Wherever the word "Education" turns up in a line of the entries, copy that line.

Start of MATERIAL SHOWN

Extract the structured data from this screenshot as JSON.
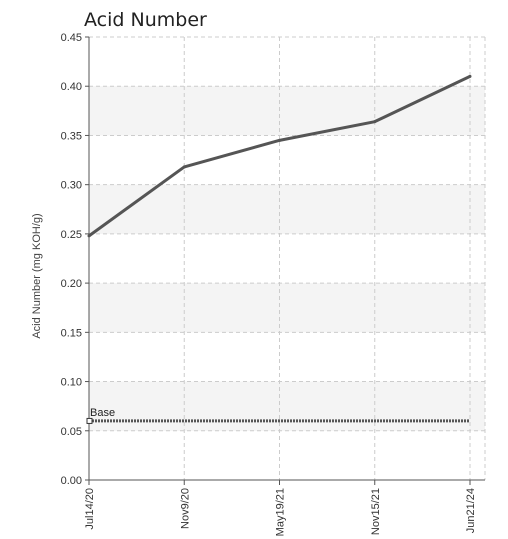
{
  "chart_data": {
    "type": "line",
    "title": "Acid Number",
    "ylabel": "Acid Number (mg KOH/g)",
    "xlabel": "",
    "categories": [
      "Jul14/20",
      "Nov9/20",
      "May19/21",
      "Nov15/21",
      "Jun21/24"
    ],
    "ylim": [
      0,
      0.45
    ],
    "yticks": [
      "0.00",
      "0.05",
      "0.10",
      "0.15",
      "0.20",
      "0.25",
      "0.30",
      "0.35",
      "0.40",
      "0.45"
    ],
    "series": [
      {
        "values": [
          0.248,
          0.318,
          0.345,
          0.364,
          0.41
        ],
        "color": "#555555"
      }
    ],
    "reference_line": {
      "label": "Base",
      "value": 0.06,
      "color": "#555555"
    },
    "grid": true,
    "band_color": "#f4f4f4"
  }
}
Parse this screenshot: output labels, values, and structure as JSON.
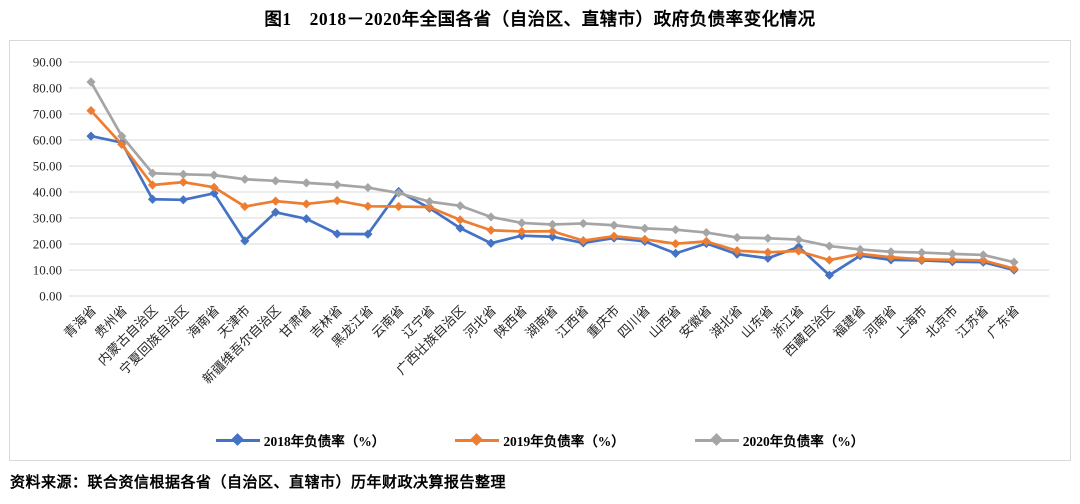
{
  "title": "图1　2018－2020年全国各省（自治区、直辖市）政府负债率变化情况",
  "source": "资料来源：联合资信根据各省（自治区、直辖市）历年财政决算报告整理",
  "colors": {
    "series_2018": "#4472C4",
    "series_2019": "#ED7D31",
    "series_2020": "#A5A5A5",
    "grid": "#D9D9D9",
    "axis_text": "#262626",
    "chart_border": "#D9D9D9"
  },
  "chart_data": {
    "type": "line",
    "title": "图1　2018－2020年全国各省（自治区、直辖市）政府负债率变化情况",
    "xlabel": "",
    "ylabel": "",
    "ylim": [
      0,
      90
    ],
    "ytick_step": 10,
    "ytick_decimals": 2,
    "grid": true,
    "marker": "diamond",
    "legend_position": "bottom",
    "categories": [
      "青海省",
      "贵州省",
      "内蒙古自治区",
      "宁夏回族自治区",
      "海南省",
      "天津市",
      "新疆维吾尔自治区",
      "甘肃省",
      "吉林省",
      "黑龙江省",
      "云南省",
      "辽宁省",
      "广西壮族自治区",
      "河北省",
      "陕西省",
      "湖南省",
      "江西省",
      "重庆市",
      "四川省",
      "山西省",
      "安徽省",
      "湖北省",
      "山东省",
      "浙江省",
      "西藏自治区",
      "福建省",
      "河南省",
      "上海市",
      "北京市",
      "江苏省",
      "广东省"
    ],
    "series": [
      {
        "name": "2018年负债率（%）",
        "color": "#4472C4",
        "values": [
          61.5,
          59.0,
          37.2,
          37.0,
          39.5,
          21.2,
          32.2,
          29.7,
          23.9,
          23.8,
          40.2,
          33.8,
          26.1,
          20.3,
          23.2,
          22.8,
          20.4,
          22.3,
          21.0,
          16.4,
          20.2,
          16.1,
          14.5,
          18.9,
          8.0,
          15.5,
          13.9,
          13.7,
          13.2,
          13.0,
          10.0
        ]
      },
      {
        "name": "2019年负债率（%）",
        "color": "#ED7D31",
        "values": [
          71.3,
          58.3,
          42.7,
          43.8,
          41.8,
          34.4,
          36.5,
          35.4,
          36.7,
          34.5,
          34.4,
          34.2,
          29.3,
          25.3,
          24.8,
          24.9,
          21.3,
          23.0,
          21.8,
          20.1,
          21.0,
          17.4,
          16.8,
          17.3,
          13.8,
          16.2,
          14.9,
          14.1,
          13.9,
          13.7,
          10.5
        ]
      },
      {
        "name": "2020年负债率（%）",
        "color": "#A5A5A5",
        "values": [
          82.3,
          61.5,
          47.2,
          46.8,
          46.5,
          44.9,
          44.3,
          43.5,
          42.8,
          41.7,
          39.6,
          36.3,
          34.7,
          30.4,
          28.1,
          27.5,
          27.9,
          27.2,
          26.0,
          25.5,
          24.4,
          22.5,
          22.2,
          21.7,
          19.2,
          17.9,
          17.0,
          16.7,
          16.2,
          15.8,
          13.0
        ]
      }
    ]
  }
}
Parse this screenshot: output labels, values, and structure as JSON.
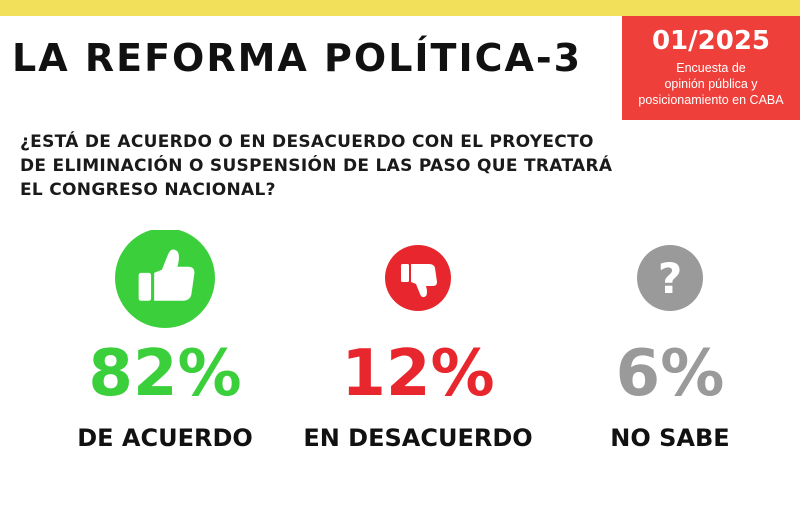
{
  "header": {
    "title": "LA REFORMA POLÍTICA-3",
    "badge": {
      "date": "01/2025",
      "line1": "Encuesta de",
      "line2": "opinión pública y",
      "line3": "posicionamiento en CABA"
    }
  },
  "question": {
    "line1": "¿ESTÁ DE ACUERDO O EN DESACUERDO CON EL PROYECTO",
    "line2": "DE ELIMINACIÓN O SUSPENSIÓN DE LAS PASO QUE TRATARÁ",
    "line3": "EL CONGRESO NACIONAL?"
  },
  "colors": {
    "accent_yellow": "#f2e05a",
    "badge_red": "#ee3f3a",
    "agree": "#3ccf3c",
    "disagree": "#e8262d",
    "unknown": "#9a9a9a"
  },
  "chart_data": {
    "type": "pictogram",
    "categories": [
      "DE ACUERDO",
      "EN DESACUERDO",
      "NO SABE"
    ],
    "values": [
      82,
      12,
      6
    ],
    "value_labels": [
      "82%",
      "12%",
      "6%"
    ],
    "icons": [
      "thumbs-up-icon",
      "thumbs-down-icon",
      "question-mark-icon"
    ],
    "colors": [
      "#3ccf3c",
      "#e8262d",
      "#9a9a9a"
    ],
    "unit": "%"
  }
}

End of MATERIAL SHOWN
Start of MATERIAL SHOWN

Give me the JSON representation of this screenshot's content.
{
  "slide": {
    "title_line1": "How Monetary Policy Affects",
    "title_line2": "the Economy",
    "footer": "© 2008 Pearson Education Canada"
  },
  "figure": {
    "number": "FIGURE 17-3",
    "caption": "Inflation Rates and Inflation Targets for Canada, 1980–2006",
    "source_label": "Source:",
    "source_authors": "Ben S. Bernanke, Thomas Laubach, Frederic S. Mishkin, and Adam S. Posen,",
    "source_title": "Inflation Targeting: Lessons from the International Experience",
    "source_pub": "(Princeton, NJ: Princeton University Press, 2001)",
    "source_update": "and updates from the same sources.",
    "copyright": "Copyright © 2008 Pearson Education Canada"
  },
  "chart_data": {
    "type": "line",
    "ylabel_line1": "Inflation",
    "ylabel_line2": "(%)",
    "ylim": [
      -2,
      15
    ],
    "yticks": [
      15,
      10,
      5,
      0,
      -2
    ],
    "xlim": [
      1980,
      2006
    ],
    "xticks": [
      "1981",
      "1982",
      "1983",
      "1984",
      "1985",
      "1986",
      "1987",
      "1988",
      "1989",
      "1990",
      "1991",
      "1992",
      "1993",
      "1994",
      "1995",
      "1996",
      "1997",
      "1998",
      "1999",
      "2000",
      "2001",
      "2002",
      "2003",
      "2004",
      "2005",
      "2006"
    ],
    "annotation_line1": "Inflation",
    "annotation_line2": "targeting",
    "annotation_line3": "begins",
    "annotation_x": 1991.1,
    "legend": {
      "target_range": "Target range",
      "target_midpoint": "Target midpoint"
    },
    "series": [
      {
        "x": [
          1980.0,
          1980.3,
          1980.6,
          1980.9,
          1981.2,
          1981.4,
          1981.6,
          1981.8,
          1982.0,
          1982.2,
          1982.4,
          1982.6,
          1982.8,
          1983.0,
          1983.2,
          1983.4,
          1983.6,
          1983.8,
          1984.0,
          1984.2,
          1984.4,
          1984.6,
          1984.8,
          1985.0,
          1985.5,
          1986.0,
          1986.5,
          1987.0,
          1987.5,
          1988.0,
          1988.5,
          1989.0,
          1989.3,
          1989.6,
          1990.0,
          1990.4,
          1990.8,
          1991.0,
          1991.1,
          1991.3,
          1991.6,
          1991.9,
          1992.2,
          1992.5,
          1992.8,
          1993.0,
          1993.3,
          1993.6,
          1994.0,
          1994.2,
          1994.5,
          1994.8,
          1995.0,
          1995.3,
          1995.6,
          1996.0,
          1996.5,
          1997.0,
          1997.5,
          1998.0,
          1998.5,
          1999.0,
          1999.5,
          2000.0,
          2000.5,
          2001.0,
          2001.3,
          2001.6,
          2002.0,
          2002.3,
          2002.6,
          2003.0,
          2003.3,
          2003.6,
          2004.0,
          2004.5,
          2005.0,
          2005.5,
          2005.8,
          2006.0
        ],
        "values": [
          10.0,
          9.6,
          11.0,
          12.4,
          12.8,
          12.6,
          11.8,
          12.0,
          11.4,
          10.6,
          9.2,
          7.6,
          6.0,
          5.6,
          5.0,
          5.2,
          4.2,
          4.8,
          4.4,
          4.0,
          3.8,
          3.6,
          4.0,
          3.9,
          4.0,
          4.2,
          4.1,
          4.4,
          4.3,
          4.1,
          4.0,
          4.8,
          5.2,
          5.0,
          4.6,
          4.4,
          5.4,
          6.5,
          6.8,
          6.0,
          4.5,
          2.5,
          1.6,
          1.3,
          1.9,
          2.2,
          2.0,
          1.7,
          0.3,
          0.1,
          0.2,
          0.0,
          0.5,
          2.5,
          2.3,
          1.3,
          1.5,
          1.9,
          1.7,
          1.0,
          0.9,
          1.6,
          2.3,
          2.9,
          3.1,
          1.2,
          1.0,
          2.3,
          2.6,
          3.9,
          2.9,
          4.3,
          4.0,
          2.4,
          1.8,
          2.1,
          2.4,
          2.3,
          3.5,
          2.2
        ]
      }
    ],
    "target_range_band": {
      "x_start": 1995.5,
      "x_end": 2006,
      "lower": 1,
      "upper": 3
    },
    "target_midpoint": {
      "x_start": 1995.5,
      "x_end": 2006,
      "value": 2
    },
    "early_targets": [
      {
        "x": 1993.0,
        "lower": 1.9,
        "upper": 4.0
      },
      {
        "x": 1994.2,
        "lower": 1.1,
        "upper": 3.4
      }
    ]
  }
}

End of MATERIAL SHOWN

SOLUTION TO THE PROBLEM:
    "footer": "© 2008 Pearson Education Canada"
    "copyright": "Copyright © 2008 Pearson Education Canada"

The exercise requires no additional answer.